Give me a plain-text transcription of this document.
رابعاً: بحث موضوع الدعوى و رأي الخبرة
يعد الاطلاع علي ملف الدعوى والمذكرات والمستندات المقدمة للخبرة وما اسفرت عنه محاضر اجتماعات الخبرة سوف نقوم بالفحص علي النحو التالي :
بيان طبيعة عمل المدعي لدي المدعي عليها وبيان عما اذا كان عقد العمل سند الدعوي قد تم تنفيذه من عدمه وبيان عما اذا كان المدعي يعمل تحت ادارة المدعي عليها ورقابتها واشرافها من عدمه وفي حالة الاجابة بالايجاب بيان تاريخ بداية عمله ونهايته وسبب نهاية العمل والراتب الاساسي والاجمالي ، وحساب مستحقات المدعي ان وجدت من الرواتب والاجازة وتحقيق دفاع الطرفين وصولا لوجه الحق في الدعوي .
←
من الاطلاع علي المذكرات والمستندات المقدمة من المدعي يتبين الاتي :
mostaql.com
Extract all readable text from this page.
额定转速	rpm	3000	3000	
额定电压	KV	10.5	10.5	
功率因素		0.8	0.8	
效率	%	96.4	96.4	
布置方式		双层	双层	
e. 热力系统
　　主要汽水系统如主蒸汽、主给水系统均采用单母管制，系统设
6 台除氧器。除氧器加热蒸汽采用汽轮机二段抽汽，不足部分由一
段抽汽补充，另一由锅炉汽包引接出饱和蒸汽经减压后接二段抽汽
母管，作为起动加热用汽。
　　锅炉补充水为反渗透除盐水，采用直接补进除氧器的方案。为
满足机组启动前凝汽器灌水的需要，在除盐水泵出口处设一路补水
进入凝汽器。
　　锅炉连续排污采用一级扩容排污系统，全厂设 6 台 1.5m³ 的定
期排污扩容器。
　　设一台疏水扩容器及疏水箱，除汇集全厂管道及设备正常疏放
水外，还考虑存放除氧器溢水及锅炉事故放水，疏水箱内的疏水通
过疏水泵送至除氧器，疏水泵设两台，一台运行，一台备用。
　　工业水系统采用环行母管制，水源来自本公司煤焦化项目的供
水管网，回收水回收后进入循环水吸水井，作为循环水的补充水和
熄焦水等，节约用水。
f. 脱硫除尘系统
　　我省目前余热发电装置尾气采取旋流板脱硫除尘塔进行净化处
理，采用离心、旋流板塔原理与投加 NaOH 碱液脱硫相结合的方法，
◆ ◆ ◆ ◆ ◆
## STATED GOAL
Using the material above, reproduce exactly the line that contains "Extract all readable text from this page." and all lines after it through the last one, and only those.

## EXERCISE ANSWER
Extract all readable text from this page.
额定转速	rpm	3000	3000	
额定电压	KV	10.5	10.5	
功率因素		0.8	0.8	
效率	%	96.4	96.4	
布置方式		双层	双层	
e. 热力系统
　　主要汽水系统如主蒸汽、主给水系统均采用单母管制，系统设
6 台除氧器。除氧器加热蒸汽采用汽轮机二段抽汽，不足部分由一
段抽汽补充，另一由锅炉汽包引接出饱和蒸汽经减压后接二段抽汽
母管，作为起动加热用汽。
　　锅炉补充水为反渗透除盐水，采用直接补进除氧器的方案。为
满足机组启动前凝汽器灌水的需要，在除盐水泵出口处设一路补水
进入凝汽器。
　　锅炉连续排污采用一级扩容排污系统，全厂设 6 台 1.5m³ 的定
期排污扩容器。
　　设一台疏水扩容器及疏水箱，除汇集全厂管道及设备正常疏放
水外，还考虑存放除氧器溢水及锅炉事故放水，疏水箱内的疏水通
过疏水泵送至除氧器，疏水泵设两台，一台运行，一台备用。
　　工业水系统采用环行母管制，水源来自本公司煤焦化项目的供
水管网，回收水回收后进入循环水吸水井，作为循环水的补充水和
熄焦水等，节约用水。
f. 脱硫除尘系统
　　我省目前余热发电装置尾气采取旋流板脱硫除尘塔进行净化处
理，采用离心、旋流板塔原理与投加 NaOH 碱液脱硫相结合的方法，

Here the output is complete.